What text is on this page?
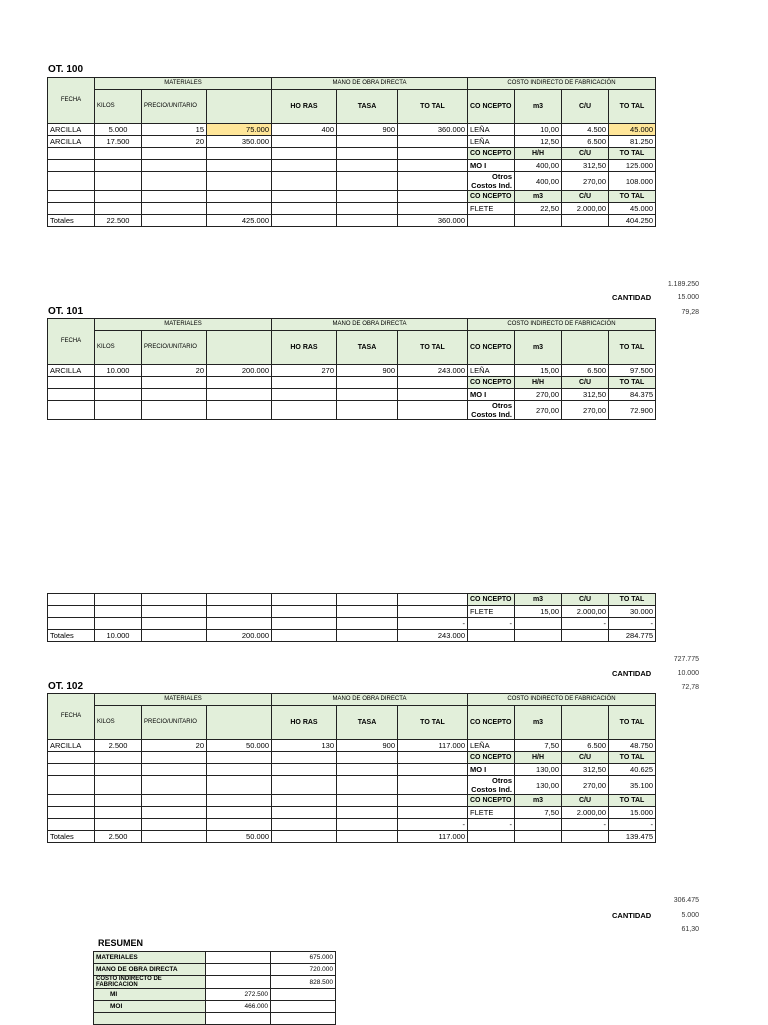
OT. 100
FECHA	MATERIALES			MANO DE OBRA DIRECTA			COSTO INDIRECTO DE FABRICACIÓN			
	KILOS	PRECIO/UNITARIO		HO RAS	TASA	TO TAL	CO NCEPTO	m3	C/U	TO TAL
ARCILLA	5.000	15	75.000	400	900	360.000	LEÑA	10,00	4.500	45.000
ARCILLA	17.500	20	350.000				LEÑA	12,50	6.500	81.250
							CO NCEPTO	H/H	C/U	TO TAL
							MO I	400,00	312,50	125.000
							Otros Costos Ind.	400,00	270,00	108.000
							CO NCEPTO	m3	C/U	TO TAL
							FLETE	22,50	2.000,00	45.000
Totales	22.500		425.000			360.000				404.250
CANTIDAD
1.189.250
15.000
79,28
OT. 101
FECHA	MATERIALES			MANO DE OBRA DIRECTA			COSTO INDIRECTO DE FABRICACIÓN			
	KILOS	PRECIO/UNITARIO		HO RAS	TASA	TO TAL	CO NCEPTO	m3		TO TAL
ARCILLA	10.000	20	200.000	270	900	243.000	LEÑA	15,00	6.500	97.500
							CO NCEPTO	H/H	C/U	TO TAL
							MO I	270,00	312,50	84.375
							Otros Costos Ind.	270,00	270,00	72.900
							CO NCEPTO	m3	C/U	TO TAL
							FLETE	15,00	2.000,00	30.000
						-	-		-	-
Totales	10.000		200.000			243.000				284.775
CANTIDAD
727.775
10.000
72,78
OT. 102
FECHA	MATERIALES			MANO DE OBRA DIRECTA			COSTO INDIRECTO DE FABRICACIÓN			
	KILOS	PRECIO/UNITARIO		HO RAS	TASA	TO TAL	CO NCEPTO	m3		TO TAL
ARCILLA	2.500	20	50.000	130	900	117.000	LEÑA	7,50	6.500	48.750
							CO NCEPTO	H/H	C/U	TO TAL
							MO I	130,00	312,50	40.625
							Otros Costos Ind.	130,00	270,00	35.100
							CO NCEPTO	m3	C/U	TO TAL
							FLETE	7,50	2.000,00	15.000
						-	-		-	-
Totales	2.500		50.000			117.000				139.475
CANTIDAD
306.475
5.000
61,30
RESUMEN
MATERIALES		675.000
MANO DE OBRA DIRECTA		720.000
COSTO INDIRECTO DE FABRICACION		828.500
MI	272.500	
MOI	466.000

################

Task goal =
Print the whole listing above once more, word for word, without its pictures.

Problem solution =
What text is on this page?
OT. 100
FECHA	MATERIALES			MANO DE OBRA DIRECTA			COSTO INDIRECTO DE FABRICACIÓN			
	KILOS	PRECIO/UNITARIO		HO RAS	TASA	TO TAL	CO NCEPTO	m3	C/U	TO TAL
ARCILLA	5.000	15	75.000	400	900	360.000	LEÑA	10,00	4.500	45.000
ARCILLA	17.500	20	350.000				LEÑA	12,50	6.500	81.250
							CO NCEPTO	H/H	C/U	TO TAL
							MO I	400,00	312,50	125.000
							Otros Costos Ind.	400,00	270,00	108.000
							CO NCEPTO	m3	C/U	TO TAL
							FLETE	22,50	2.000,00	45.000
Totales	22.500		425.000			360.000				404.250
CANTIDAD
1.189.250
15.000
79,28
OT. 101
FECHA	MATERIALES			MANO DE OBRA DIRECTA			COSTO INDIRECTO DE FABRICACIÓN			
	KILOS	PRECIO/UNITARIO		HO RAS	TASA	TO TAL	CO NCEPTO	m3		TO TAL
ARCILLA	10.000	20	200.000	270	900	243.000	LEÑA	15,00	6.500	97.500
							CO NCEPTO	H/H	C/U	TO TAL
							MO I	270,00	312,50	84.375
							Otros Costos Ind.	270,00	270,00	72.900
							CO NCEPTO	m3	C/U	TO TAL
							FLETE	15,00	2.000,00	30.000
						-	-		-	-
Totales	10.000		200.000			243.000				284.775
CANTIDAD
727.775
10.000
72,78
OT. 102
FECHA	MATERIALES			MANO DE OBRA DIRECTA			COSTO INDIRECTO DE FABRICACIÓN			
	KILOS	PRECIO/UNITARIO		HO RAS	TASA	TO TAL	CO NCEPTO	m3		TO TAL
ARCILLA	2.500	20	50.000	130	900	117.000	LEÑA	7,50	6.500	48.750
							CO NCEPTO	H/H	C/U	TO TAL
							MO I	130,00	312,50	40.625
							Otros Costos Ind.	130,00	270,00	35.100
							CO NCEPTO	m3	C/U	TO TAL
							FLETE	7,50	2.000,00	15.000
						-	-		-	-
Totales	2.500		50.000			117.000				139.475
CANTIDAD
306.475
5.000
61,30
RESUMEN
MATERIALES		675.000
MANO DE OBRA DIRECTA		720.000
COSTO INDIRECTO DE FABRICACION		828.500
MI	272.500	
MOI	466.000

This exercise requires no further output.